*Task brief:* Return only the number of lines that hold "situades".

────────────────

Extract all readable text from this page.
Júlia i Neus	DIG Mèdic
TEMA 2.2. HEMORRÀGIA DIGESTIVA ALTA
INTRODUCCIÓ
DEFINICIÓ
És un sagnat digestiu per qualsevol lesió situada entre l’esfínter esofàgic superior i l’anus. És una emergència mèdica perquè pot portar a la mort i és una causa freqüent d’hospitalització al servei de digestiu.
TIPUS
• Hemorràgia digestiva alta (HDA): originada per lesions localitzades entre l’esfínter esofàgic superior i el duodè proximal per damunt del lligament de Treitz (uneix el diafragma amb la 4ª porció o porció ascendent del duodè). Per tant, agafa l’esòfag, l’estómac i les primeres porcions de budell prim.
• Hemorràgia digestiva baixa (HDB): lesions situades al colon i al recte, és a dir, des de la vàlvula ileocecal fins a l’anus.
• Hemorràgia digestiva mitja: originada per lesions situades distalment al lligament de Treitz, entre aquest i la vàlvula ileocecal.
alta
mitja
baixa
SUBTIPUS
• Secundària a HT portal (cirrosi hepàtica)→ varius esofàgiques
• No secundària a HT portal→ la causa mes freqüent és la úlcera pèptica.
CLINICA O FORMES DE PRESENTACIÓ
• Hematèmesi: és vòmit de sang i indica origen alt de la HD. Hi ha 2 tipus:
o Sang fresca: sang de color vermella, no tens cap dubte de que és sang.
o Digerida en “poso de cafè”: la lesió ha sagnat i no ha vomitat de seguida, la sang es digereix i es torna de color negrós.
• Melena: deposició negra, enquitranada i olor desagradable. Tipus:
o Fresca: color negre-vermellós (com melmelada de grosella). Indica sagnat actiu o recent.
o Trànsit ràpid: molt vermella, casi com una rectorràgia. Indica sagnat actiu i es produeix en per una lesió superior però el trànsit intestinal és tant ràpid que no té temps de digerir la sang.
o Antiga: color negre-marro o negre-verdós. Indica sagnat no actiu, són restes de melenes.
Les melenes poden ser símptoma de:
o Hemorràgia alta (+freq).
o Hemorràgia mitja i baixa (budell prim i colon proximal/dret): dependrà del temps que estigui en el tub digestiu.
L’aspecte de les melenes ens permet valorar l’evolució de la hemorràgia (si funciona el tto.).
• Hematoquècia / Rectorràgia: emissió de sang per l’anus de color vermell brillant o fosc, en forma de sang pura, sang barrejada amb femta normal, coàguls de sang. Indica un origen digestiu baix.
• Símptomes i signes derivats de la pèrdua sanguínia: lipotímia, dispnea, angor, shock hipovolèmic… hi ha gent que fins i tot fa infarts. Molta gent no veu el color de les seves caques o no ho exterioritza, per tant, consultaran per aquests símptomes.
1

────────────────

*Result:* 2